======== Supplied records
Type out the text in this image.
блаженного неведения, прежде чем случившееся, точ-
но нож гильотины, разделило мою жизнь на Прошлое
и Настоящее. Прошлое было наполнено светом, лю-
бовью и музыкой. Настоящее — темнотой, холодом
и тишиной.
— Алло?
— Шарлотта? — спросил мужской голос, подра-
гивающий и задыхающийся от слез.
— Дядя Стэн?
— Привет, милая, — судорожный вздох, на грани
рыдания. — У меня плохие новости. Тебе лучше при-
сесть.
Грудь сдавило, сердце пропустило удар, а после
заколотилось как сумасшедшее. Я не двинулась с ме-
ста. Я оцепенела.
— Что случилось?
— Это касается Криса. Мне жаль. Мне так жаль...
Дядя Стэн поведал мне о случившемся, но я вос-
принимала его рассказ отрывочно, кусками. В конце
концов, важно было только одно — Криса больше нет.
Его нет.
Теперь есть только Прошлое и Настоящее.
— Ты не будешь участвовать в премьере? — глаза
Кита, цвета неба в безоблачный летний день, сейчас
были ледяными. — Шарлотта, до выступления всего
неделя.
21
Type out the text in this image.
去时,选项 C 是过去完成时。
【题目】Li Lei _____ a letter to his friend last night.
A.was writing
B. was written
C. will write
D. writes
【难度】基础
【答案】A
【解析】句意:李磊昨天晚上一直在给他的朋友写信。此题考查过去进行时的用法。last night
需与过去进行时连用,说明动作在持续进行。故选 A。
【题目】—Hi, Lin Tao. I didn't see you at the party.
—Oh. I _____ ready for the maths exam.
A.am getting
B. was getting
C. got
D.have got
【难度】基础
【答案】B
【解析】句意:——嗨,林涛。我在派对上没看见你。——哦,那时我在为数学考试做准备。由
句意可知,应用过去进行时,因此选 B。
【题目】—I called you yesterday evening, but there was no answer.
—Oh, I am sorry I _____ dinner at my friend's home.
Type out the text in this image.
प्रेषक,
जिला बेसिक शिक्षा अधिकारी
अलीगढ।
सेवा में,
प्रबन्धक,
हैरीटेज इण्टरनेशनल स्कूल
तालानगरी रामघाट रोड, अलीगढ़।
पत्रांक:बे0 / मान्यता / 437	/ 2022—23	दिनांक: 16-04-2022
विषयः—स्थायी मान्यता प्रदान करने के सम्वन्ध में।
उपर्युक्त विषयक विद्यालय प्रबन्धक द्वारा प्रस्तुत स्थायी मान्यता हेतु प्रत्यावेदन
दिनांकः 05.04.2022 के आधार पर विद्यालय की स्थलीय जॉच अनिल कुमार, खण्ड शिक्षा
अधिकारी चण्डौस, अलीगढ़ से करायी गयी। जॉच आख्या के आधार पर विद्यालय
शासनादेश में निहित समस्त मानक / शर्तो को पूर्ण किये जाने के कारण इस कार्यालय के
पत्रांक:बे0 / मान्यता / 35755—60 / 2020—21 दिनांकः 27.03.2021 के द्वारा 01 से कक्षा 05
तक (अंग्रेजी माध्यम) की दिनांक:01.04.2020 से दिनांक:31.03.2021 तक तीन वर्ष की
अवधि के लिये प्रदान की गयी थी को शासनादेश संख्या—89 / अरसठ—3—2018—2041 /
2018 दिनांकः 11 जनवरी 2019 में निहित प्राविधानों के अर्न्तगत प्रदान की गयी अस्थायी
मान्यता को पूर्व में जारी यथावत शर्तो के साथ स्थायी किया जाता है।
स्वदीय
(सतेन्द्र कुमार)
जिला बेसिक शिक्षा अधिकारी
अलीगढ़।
================
Work to do: Copy out the lines in which the string "Криса" appears.

Response:
— Это касается Криса. Мне жаль. Мне так жаль...
концов, важно было только одно — Криса больше нет.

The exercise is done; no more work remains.